--- Start Dataset records ---
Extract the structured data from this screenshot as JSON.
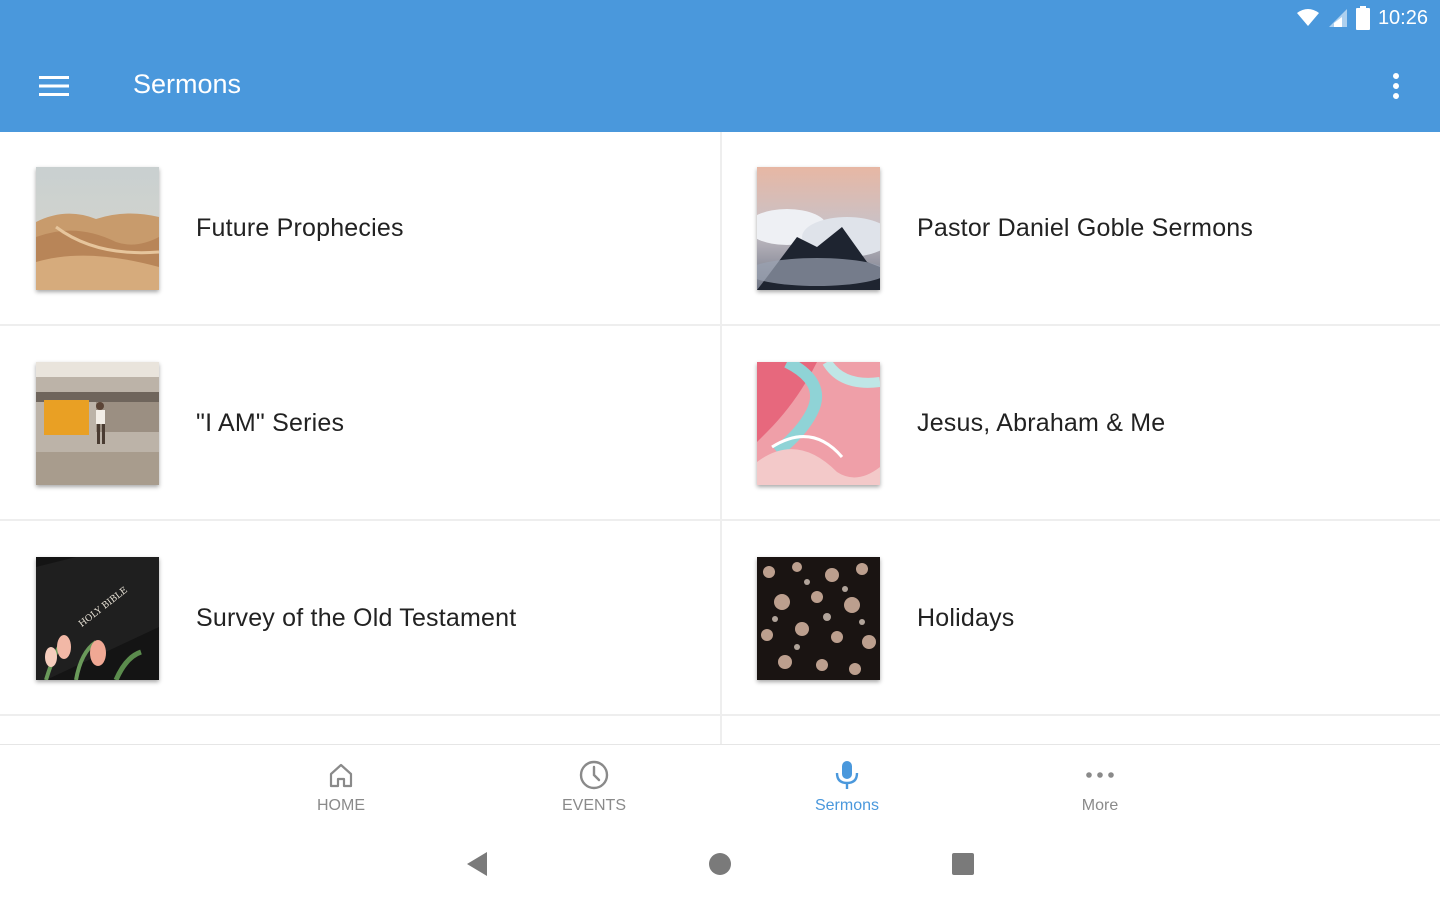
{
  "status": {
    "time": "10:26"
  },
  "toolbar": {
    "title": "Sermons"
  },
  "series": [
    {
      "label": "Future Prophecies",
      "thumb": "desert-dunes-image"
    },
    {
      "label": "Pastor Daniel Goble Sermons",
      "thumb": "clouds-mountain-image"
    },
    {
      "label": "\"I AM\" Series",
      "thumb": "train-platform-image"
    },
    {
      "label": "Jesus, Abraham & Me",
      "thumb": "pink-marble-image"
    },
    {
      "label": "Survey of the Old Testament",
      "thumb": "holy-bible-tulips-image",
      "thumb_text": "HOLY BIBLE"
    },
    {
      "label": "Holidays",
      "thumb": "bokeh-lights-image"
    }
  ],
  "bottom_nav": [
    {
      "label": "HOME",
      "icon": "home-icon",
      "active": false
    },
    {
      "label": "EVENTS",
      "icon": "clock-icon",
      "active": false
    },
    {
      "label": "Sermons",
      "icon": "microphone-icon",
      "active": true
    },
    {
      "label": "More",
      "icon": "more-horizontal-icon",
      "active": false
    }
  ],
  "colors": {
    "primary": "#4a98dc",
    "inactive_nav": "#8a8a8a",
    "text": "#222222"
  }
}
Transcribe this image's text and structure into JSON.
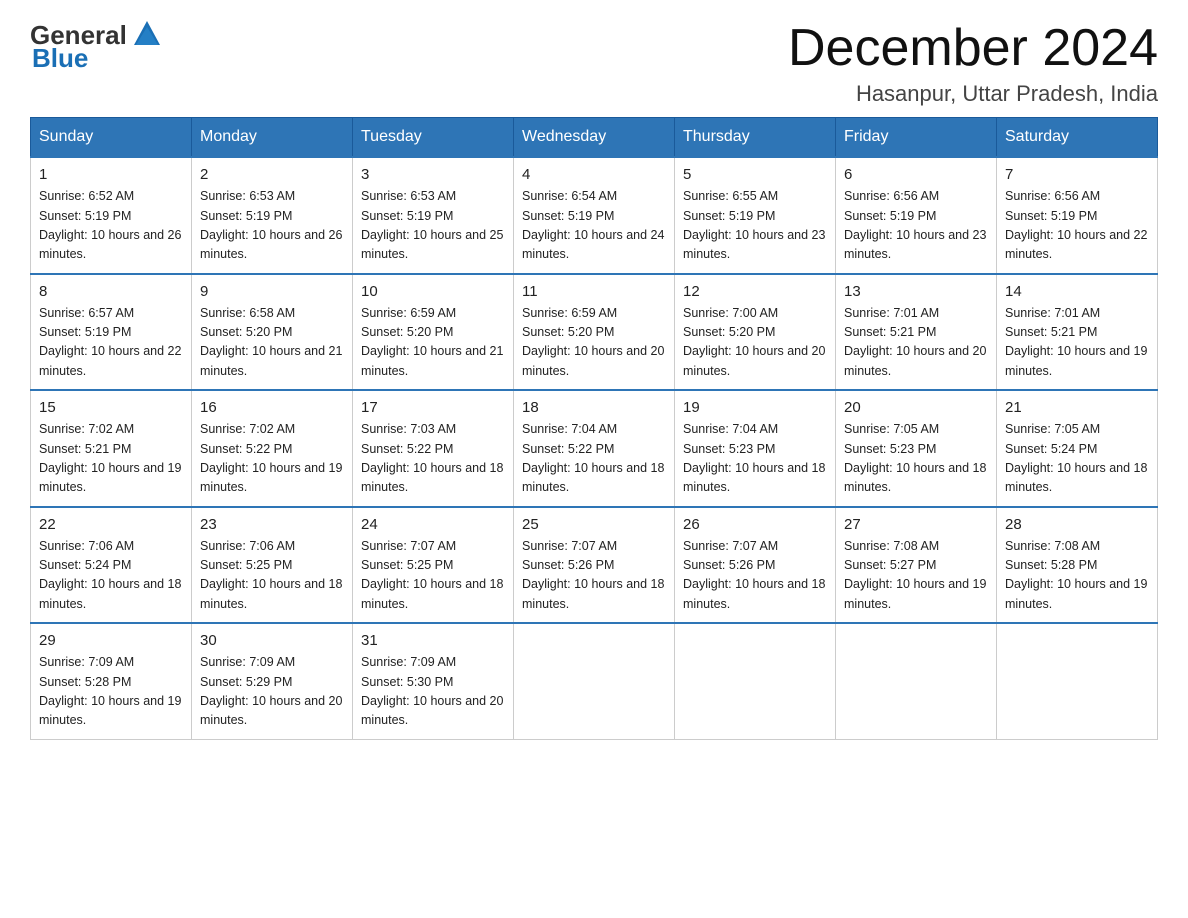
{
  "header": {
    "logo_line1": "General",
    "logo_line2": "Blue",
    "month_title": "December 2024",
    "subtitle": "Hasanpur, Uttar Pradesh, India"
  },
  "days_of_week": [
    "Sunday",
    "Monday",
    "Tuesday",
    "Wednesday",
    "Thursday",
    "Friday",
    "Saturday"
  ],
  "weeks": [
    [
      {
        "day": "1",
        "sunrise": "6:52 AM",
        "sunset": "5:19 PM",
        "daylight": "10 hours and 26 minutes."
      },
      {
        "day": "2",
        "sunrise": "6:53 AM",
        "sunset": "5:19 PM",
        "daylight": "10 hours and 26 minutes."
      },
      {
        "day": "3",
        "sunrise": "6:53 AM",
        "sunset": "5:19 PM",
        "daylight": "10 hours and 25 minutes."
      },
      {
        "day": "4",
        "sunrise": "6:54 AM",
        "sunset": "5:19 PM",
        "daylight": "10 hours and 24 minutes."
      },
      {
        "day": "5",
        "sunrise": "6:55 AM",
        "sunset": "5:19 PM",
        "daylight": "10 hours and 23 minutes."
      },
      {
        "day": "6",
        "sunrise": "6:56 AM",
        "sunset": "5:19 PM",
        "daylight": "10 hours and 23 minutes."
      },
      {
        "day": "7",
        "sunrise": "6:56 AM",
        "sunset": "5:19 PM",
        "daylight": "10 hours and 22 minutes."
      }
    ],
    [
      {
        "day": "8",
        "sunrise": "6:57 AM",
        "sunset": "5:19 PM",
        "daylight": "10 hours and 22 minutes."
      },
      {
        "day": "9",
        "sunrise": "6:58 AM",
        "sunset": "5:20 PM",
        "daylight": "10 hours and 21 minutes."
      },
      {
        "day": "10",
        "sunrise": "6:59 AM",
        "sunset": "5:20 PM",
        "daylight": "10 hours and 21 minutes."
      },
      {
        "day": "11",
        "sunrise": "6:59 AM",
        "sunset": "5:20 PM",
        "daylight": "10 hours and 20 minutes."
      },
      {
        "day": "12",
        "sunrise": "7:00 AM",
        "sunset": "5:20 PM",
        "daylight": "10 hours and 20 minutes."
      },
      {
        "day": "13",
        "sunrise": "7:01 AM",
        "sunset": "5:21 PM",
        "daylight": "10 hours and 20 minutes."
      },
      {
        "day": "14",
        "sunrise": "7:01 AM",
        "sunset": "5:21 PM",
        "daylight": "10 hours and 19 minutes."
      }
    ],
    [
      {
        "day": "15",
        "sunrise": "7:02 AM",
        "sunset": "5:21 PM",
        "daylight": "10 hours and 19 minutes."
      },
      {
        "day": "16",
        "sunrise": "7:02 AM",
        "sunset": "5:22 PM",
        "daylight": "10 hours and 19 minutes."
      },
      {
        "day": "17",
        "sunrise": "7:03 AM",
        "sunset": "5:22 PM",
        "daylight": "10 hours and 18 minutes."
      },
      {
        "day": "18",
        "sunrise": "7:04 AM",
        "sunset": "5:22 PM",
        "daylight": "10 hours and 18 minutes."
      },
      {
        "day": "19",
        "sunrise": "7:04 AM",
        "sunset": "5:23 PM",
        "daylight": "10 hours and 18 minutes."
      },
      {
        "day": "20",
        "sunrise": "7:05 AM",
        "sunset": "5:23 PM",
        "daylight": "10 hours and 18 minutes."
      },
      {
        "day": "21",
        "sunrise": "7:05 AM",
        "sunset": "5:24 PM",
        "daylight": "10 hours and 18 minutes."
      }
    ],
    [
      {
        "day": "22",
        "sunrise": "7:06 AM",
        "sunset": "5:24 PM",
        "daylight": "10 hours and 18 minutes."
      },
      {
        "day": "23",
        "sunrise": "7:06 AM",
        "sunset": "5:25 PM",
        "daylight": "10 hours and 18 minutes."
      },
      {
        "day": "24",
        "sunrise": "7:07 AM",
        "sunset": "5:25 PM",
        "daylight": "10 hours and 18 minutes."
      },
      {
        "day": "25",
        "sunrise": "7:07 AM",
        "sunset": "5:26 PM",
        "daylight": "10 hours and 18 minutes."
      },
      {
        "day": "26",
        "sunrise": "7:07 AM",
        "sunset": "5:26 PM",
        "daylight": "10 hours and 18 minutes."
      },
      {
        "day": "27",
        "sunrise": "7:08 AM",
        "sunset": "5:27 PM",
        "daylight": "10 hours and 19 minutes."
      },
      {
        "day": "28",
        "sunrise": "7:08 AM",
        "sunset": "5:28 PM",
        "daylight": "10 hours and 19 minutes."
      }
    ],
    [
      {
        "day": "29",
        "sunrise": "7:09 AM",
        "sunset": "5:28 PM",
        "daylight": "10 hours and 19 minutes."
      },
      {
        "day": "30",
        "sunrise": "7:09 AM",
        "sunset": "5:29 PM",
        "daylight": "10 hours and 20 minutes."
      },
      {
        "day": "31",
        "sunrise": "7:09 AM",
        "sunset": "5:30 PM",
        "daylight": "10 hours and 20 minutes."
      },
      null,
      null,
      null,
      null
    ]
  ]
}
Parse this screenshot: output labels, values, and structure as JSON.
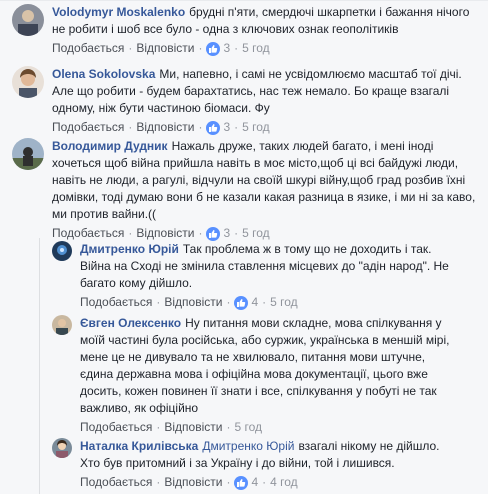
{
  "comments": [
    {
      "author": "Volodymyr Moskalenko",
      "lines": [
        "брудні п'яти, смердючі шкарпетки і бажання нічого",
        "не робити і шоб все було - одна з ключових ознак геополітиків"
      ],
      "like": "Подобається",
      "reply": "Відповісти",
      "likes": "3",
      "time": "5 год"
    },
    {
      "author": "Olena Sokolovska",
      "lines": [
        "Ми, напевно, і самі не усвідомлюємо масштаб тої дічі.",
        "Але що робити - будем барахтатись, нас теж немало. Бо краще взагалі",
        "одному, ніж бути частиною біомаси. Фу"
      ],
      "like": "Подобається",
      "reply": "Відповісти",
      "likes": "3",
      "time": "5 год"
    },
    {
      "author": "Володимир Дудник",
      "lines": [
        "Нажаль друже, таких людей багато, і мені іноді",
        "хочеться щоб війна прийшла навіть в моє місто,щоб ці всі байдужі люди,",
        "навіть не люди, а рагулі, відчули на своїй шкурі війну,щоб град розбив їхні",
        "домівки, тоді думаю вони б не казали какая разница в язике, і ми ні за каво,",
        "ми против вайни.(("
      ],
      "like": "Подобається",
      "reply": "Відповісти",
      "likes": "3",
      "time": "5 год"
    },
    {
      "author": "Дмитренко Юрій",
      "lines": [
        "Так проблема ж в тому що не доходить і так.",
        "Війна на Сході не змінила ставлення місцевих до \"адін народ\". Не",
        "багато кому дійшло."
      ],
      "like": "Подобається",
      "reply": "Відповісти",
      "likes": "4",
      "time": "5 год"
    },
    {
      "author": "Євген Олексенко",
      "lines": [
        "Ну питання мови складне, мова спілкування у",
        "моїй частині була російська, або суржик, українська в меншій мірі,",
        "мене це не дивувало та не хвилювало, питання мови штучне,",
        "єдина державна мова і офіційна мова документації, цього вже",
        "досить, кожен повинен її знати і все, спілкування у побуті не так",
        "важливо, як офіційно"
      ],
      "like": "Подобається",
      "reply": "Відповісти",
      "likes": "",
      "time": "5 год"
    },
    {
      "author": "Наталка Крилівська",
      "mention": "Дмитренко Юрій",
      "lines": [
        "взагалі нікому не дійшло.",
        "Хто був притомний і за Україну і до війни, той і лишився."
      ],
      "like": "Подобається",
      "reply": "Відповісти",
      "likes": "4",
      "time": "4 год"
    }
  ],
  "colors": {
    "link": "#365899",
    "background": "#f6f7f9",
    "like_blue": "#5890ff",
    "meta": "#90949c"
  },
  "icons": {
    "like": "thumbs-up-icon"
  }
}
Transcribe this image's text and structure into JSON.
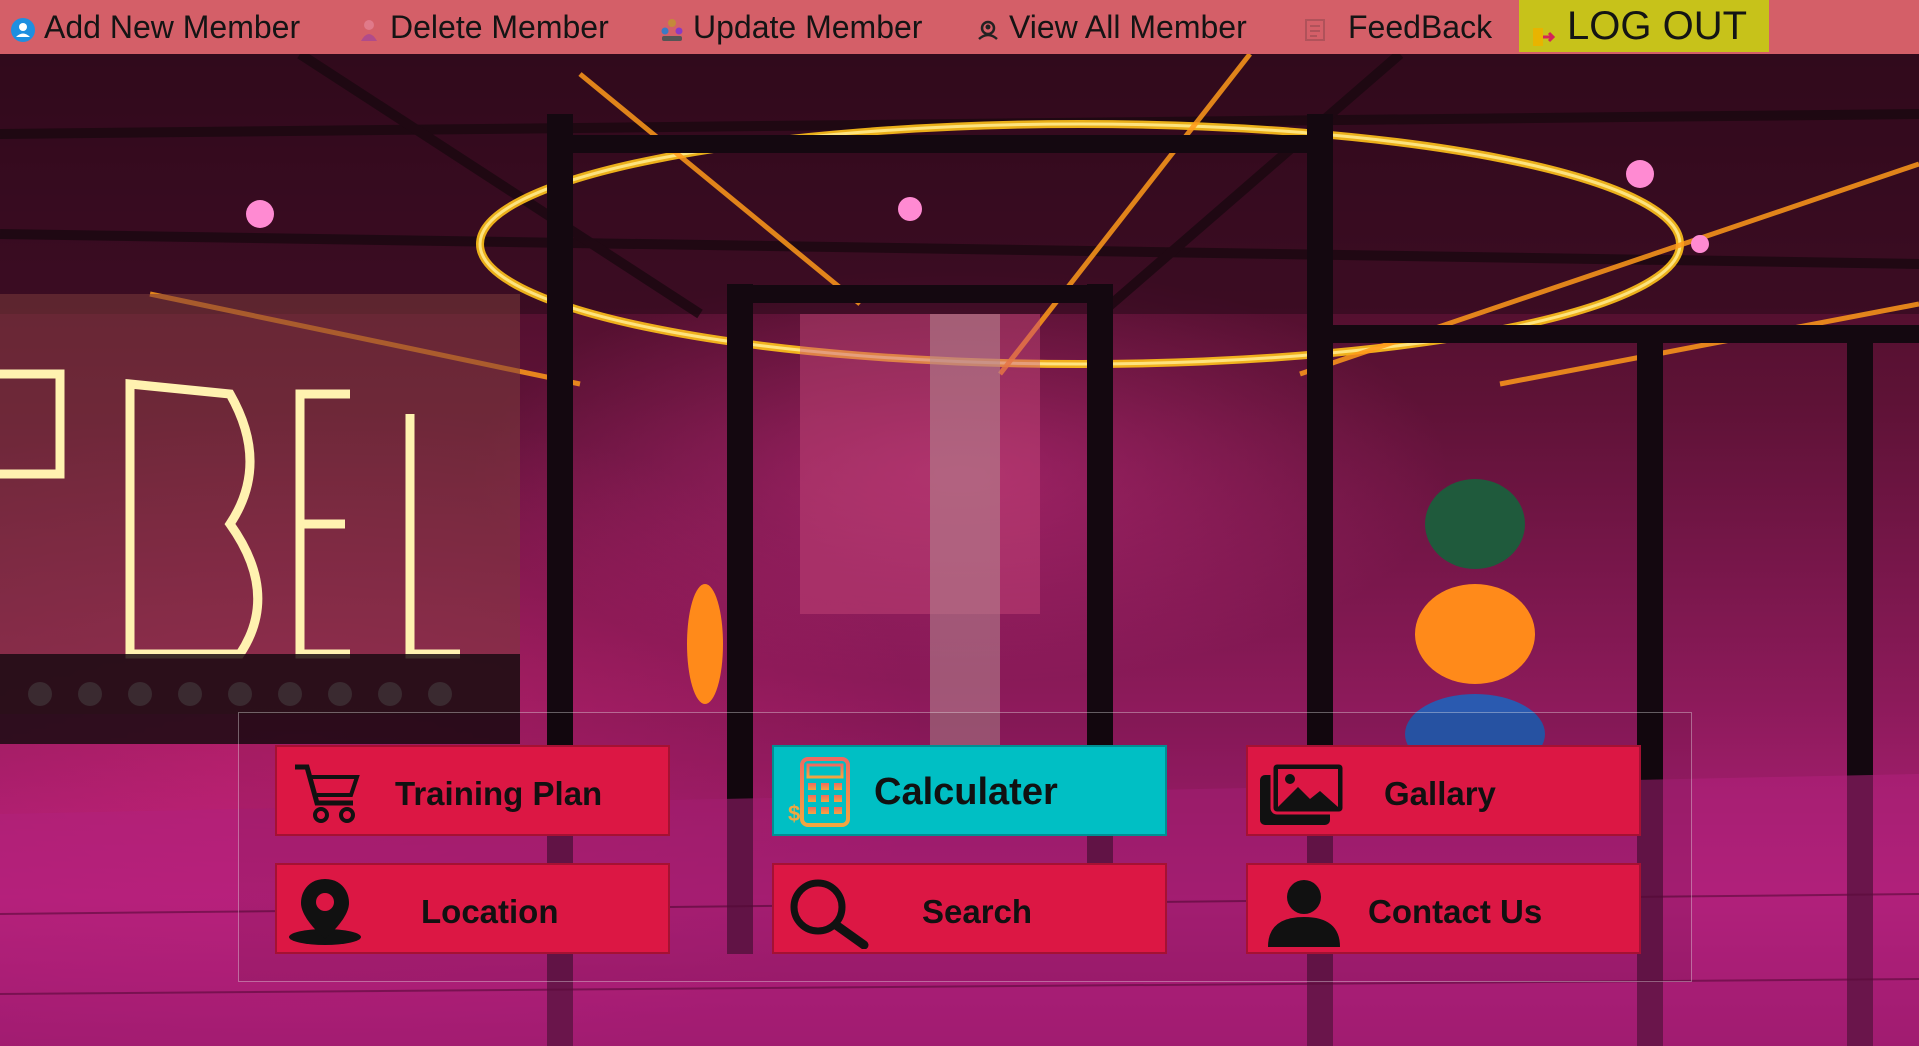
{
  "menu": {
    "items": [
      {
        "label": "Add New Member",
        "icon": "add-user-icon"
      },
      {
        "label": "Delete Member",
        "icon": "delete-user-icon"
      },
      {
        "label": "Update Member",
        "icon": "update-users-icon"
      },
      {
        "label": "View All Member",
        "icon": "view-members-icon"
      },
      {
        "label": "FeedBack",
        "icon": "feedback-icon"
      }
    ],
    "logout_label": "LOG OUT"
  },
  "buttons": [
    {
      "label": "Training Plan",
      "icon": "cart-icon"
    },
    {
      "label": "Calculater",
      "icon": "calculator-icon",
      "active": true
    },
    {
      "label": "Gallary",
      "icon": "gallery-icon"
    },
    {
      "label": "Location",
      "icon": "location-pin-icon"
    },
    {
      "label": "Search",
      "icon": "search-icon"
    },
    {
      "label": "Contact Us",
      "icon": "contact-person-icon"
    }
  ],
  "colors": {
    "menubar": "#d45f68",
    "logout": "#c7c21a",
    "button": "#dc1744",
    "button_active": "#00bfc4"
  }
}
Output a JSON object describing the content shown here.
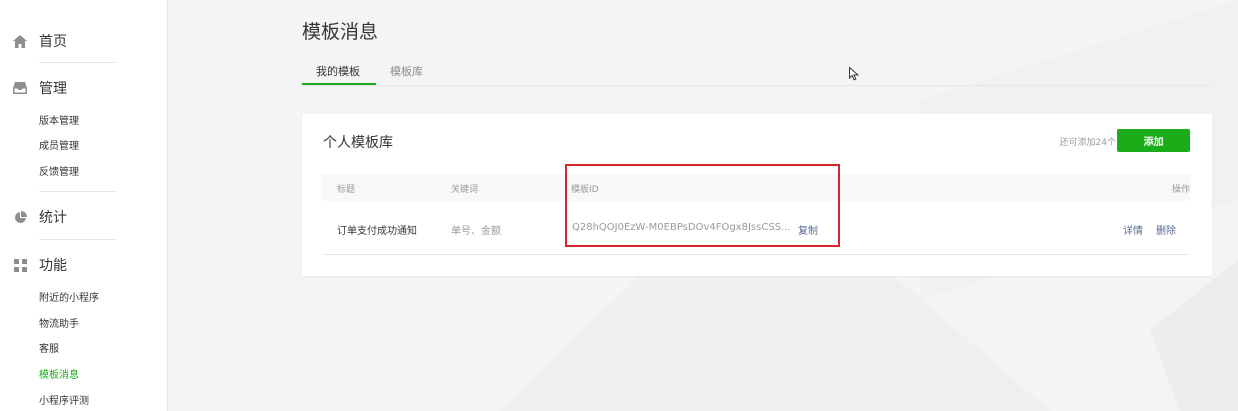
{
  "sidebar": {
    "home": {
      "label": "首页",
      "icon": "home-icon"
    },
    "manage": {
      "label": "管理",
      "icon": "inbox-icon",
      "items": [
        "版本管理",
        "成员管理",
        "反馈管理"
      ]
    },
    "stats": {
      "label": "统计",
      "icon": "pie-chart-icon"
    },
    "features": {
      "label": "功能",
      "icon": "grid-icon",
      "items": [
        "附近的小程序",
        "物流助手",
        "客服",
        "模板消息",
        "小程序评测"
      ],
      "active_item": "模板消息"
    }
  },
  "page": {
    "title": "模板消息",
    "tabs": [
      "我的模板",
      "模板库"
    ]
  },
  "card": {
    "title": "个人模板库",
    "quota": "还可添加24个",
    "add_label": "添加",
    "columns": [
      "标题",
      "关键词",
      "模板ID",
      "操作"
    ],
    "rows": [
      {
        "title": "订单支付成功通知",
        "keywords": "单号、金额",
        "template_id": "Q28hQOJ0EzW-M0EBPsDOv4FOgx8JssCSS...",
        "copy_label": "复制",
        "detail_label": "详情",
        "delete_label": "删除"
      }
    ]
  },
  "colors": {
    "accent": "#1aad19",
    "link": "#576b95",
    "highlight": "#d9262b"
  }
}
--- End Dataset records ---
● Exercise objective
Copy all lines from the listing that contain "image".

● Final answer
      "thumb": "desert-dunes-image"
      "thumb": "clouds-mountain-image"
      "thumb": "train-platform-image"
      "thumb": "pink-marble-image"
      "thumb": "holy-bible-tulips-image",
      "thumb": "bokeh-lights-image"
Transcribe this image's text and structure into JSON.
Transcribe this image's text and structure into JSON.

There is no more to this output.